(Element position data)
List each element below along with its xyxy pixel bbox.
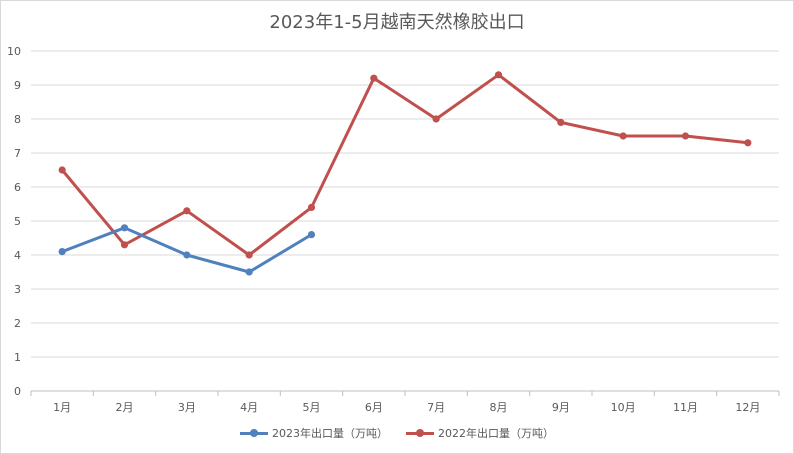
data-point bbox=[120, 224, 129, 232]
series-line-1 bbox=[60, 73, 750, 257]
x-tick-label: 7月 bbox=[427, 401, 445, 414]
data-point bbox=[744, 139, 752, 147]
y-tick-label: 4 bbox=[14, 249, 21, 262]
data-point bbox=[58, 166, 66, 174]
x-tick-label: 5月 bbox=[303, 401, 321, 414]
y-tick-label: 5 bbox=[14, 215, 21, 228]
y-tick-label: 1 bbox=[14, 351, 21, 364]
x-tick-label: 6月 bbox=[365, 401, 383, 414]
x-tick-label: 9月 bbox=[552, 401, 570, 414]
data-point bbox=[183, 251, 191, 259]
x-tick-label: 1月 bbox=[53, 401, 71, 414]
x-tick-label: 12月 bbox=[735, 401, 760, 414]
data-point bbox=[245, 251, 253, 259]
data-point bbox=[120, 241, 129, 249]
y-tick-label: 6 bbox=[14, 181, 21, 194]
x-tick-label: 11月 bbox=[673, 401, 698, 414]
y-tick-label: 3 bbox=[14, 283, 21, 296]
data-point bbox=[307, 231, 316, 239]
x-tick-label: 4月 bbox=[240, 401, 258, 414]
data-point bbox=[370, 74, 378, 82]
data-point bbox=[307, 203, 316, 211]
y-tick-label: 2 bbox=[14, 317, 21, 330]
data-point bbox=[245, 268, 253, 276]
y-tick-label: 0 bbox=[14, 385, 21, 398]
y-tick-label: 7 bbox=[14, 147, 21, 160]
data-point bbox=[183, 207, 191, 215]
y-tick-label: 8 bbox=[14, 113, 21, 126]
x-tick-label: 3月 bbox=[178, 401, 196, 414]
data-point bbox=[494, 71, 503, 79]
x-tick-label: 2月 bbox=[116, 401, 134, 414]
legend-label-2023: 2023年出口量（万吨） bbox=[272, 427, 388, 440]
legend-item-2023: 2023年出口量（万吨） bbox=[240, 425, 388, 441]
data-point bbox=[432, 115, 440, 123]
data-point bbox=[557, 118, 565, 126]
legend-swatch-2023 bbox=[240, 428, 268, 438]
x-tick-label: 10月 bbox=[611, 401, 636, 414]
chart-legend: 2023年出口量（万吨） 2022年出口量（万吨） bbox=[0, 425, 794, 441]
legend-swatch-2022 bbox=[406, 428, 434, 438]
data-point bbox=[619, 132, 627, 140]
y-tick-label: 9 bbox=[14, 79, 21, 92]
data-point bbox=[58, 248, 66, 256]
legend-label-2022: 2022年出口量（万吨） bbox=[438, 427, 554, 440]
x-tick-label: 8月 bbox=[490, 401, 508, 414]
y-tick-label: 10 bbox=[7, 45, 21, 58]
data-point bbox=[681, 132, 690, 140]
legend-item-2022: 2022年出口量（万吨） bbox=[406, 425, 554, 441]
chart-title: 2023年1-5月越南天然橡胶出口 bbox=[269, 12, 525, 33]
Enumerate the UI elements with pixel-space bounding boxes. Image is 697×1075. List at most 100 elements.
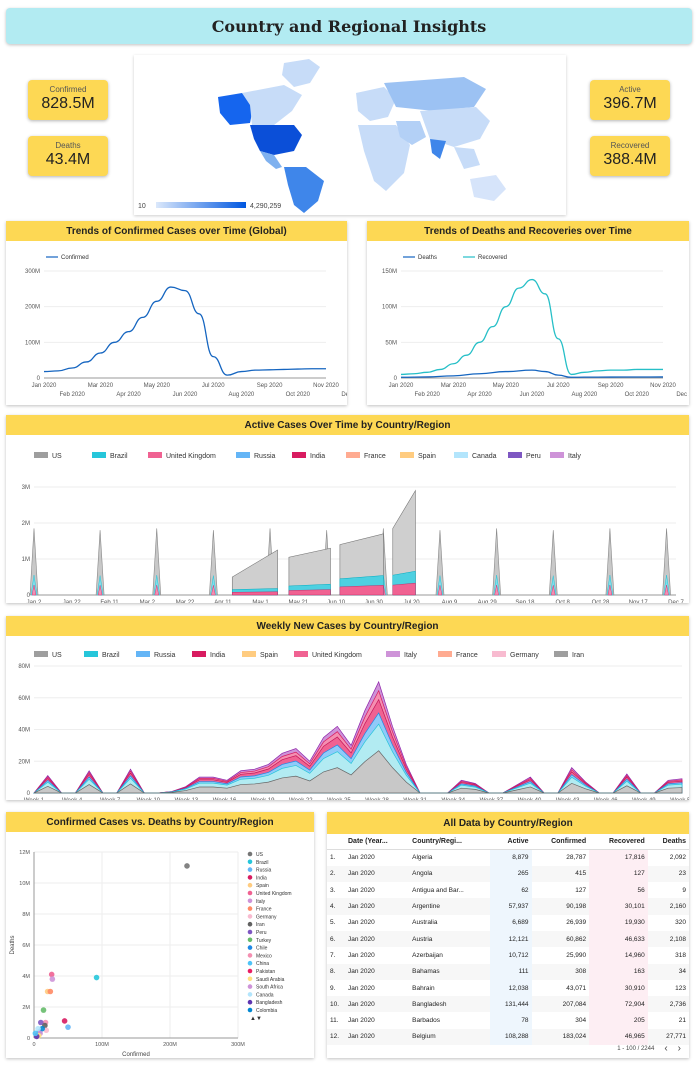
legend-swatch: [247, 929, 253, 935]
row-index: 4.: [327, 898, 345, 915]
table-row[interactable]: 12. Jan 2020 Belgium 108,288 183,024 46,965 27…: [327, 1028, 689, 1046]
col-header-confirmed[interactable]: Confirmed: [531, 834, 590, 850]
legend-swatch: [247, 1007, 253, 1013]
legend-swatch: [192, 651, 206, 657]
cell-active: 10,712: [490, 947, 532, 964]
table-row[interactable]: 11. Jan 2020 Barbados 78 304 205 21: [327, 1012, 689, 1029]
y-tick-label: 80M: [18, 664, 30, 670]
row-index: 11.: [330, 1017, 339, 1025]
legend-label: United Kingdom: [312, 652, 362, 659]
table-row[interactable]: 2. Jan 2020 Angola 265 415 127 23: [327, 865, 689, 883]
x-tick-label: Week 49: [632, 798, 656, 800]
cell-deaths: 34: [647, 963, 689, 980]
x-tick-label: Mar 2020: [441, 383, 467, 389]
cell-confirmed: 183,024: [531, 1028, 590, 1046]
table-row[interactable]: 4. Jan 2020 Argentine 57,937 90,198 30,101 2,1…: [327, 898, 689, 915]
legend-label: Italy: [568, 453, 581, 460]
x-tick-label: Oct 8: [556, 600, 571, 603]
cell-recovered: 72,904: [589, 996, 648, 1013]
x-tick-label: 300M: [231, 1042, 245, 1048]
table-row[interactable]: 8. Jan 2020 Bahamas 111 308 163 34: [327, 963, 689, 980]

* **Directions**
Tally the lines of the records that contain the string "with". Give only the number.

* **Answer to this task**
2